> What is asked: Can you output the records below exactly as they are written?

> Provided material:
========

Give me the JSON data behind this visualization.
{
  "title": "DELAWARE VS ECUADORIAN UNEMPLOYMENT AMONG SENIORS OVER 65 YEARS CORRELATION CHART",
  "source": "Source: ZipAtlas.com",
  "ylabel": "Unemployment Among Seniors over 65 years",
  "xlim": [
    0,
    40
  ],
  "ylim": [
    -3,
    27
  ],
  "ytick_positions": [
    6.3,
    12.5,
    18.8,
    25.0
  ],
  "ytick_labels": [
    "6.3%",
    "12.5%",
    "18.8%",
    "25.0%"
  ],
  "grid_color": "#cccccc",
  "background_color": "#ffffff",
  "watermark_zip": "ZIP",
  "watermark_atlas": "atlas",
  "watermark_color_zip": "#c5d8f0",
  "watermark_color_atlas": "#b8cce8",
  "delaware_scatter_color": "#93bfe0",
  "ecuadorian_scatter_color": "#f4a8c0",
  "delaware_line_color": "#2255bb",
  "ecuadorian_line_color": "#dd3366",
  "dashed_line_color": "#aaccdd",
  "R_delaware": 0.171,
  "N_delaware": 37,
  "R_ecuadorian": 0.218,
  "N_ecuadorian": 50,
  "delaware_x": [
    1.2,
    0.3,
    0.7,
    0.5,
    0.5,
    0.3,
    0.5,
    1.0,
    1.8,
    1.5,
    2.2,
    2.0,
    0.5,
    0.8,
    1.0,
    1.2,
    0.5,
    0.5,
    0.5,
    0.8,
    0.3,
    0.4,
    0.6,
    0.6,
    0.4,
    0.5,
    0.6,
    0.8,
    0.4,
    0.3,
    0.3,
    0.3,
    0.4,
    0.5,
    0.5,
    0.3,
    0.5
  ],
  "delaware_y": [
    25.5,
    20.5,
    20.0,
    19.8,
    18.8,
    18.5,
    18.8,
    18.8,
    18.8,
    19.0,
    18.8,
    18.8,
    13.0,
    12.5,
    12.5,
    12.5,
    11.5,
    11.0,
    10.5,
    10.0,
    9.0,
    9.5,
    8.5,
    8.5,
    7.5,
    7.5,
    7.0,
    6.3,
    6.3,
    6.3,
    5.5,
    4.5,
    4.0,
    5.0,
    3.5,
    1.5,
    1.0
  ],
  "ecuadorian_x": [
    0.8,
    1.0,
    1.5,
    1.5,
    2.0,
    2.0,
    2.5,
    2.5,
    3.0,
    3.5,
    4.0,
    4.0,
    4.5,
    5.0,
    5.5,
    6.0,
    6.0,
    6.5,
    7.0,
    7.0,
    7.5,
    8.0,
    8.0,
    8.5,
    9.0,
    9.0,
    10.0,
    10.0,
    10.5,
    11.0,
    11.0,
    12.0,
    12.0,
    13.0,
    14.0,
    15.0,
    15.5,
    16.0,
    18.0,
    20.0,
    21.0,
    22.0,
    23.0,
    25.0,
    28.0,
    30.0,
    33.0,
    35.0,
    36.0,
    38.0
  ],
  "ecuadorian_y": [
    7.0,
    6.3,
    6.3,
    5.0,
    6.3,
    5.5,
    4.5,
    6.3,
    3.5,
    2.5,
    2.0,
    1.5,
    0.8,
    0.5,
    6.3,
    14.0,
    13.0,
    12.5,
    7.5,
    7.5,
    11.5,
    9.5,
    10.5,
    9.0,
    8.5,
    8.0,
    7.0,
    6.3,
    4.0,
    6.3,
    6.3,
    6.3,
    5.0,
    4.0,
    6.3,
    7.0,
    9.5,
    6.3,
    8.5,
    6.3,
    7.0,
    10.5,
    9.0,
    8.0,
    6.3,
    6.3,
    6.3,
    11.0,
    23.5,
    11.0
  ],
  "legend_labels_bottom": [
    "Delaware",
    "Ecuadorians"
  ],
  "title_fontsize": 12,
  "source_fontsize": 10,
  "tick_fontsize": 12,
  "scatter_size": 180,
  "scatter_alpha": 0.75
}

========

> Reply to the task:
Give me the JSON data behind this visualization.
{
  "title": "DELAWARE VS ECUADORIAN UNEMPLOYMENT AMONG SENIORS OVER 65 YEARS CORRELATION CHART",
  "source": "Source: ZipAtlas.com",
  "ylabel": "Unemployment Among Seniors over 65 years",
  "xlim": [
    0,
    40
  ],
  "ylim": [
    -3,
    27
  ],
  "ytick_positions": [
    6.3,
    12.5,
    18.8,
    25.0
  ],
  "ytick_labels": [
    "6.3%",
    "12.5%",
    "18.8%",
    "25.0%"
  ],
  "grid_color": "#cccccc",
  "background_color": "#ffffff",
  "watermark_zip": "ZIP",
  "watermark_atlas": "atlas",
  "watermark_color_zip": "#c5d8f0",
  "watermark_color_atlas": "#b8cce8",
  "delaware_scatter_color": "#93bfe0",
  "ecuadorian_scatter_color": "#f4a8c0",
  "delaware_line_color": "#2255bb",
  "ecuadorian_line_color": "#dd3366",
  "dashed_line_color": "#aaccdd",
  "R_delaware": 0.171,
  "N_delaware": 37,
  "R_ecuadorian": 0.218,
  "N_ecuadorian": 50,
  "delaware_x": [
    1.2,
    0.3,
    0.7,
    0.5,
    0.5,
    0.3,
    0.5,
    1.0,
    1.8,
    1.5,
    2.2,
    2.0,
    0.5,
    0.8,
    1.0,
    1.2,
    0.5,
    0.5,
    0.5,
    0.8,
    0.3,
    0.4,
    0.6,
    0.6,
    0.4,
    0.5,
    0.6,
    0.8,
    0.4,
    0.3,
    0.3,
    0.3,
    0.4,
    0.5,
    0.5,
    0.3,
    0.5
  ],
  "delaware_y": [
    25.5,
    20.5,
    20.0,
    19.8,
    18.8,
    18.5,
    18.8,
    18.8,
    18.8,
    19.0,
    18.8,
    18.8,
    13.0,
    12.5,
    12.5,
    12.5,
    11.5,
    11.0,
    10.5,
    10.0,
    9.0,
    9.5,
    8.5,
    8.5,
    7.5,
    7.5,
    7.0,
    6.3,
    6.3,
    6.3,
    5.5,
    4.5,
    4.0,
    5.0,
    3.5,
    1.5,
    1.0
  ],
  "ecuadorian_x": [
    0.8,
    1.0,
    1.5,
    1.5,
    2.0,
    2.0,
    2.5,
    2.5,
    3.0,
    3.5,
    4.0,
    4.0,
    4.5,
    5.0,
    5.5,
    6.0,
    6.0,
    6.5,
    7.0,
    7.0,
    7.5,
    8.0,
    8.0,
    8.5,
    9.0,
    9.0,
    10.0,
    10.0,
    10.5,
    11.0,
    11.0,
    12.0,
    12.0,
    13.0,
    14.0,
    15.0,
    15.5,
    16.0,
    18.0,
    20.0,
    21.0,
    22.0,
    23.0,
    25.0,
    28.0,
    30.0,
    33.0,
    35.0,
    36.0,
    38.0
  ],
  "ecuadorian_y": [
    7.0,
    6.3,
    6.3,
    5.0,
    6.3,
    5.5,
    4.5,
    6.3,
    3.5,
    2.5,
    2.0,
    1.5,
    0.8,
    0.5,
    6.3,
    14.0,
    13.0,
    12.5,
    7.5,
    7.5,
    11.5,
    9.5,
    10.5,
    9.0,
    8.5,
    8.0,
    7.0,
    6.3,
    4.0,
    6.3,
    6.3,
    6.3,
    5.0,
    4.0,
    6.3,
    7.0,
    9.5,
    6.3,
    8.5,
    6.3,
    7.0,
    10.5,
    9.0,
    8.0,
    6.3,
    6.3,
    6.3,
    11.0,
    23.5,
    11.0
  ],
  "legend_labels_bottom": [
    "Delaware",
    "Ecuadorians"
  ],
  "title_fontsize": 12,
  "source_fontsize": 10,
  "tick_fontsize": 12,
  "scatter_size": 180,
  "scatter_alpha": 0.75
}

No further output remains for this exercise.